## Text block
=====
# Internet from datacard doesn't work when LAN is enabled



## Ultra_Bloodshed (Jul 1, 2013)

I am unsure if this is a hardware problem or software. I am assuming it's a software based problem and so I am posting it here.

I have a Huawei E303C datacard with a Docomo3G connection. When I insert the datacard to the system and connect successfully, internet works fine and I can browse without problems. I have no enabled LAN connection during this time. 

So now, I insert the LAN cable to my ethernet port to connect to my another system in another room. LAN is successfully connected and I can access the other system. But now, internet is no longer working! The dialer shows that I am connected to the internet, but web pages don't open. If I disable the LAN again, internet magically comes back. Keep in mind I am not disconnecting and reconnecting with the dialer at any time. Even if I do that, there is no change. 

But the strange thing is that suppose I am on a google chat when net is working, if I enable the LAN connection, internet goes kaput, but the chat which was going on still works. But if I try to open another chat window with another person, it won't work again.

Any help will be usefull here, fellas. Am running Windows 7 (64-bit).
- Datacard connection in "Network Connections" - Mobile Broadband Connection
- LAN connection in "Network Connections" - Local Area Connection 2


----------



## kisame (Jul 1, 2013)

In the Network Connections page, click Advanced->Advanced Options(or it may be Tools->Advanced Options) from the menu.There, you can see the priority of your connections.
Change it according to our needs.


----------



## Ultra_Bloodshed (Jul 1, 2013)

I have already done that. "Mobile Broadband Connection" which has the internet, is on the top.


----------



## whitestar_999 (Jul 2, 2013)

its not the position which matters.in the network sharing center---adapter settings right click the docomo connection & select "set as default connection".


----------
=====
## Task instructions
Reproduce the stretch of the datacard thread from "But the strange" through "kisame (Jul 1, 2013)". The lines after this come from a separate source.

## Supplied information
=====
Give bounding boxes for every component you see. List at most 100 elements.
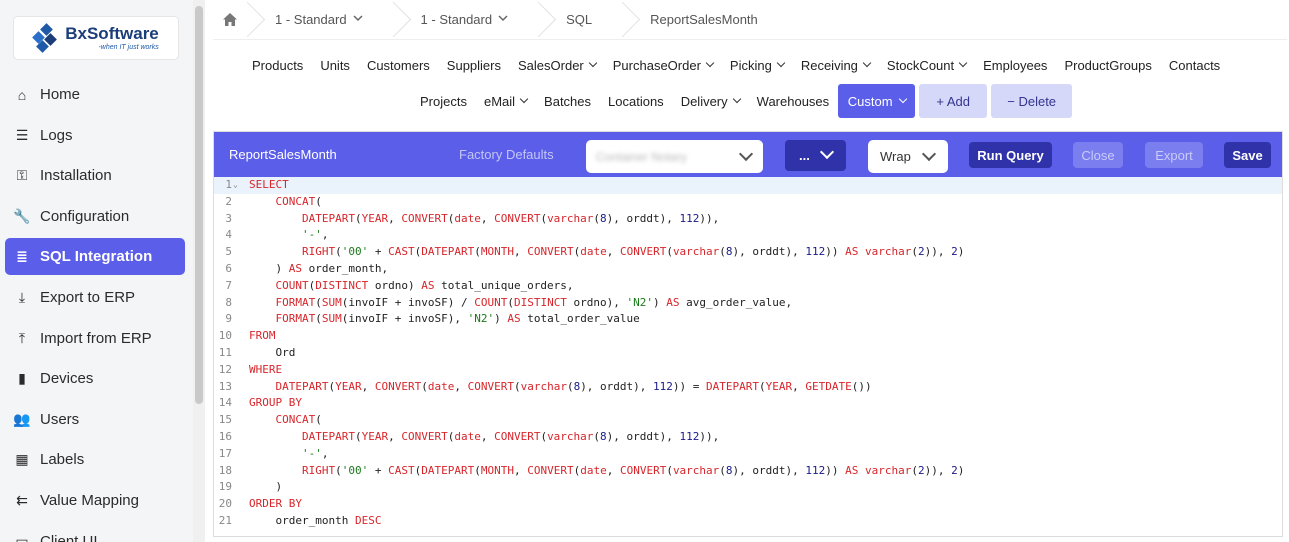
=====
## Task result
But the strange thing is that suppose I am on a google chat when net is working, if I enable the LAN connection, internet goes kaput, but the chat which was going on still works. But if I try to open another chat window with another person, it won't work again.

Any help will be usefull here, fellas. Am running Windows 7 (64-bit).
- Datacard connection in "Network Connections" - Mobile Broadband Connection
- LAN connection in "Network Connections" - Local Area Connection 2


----------



## kisame (Jul 1, 2013)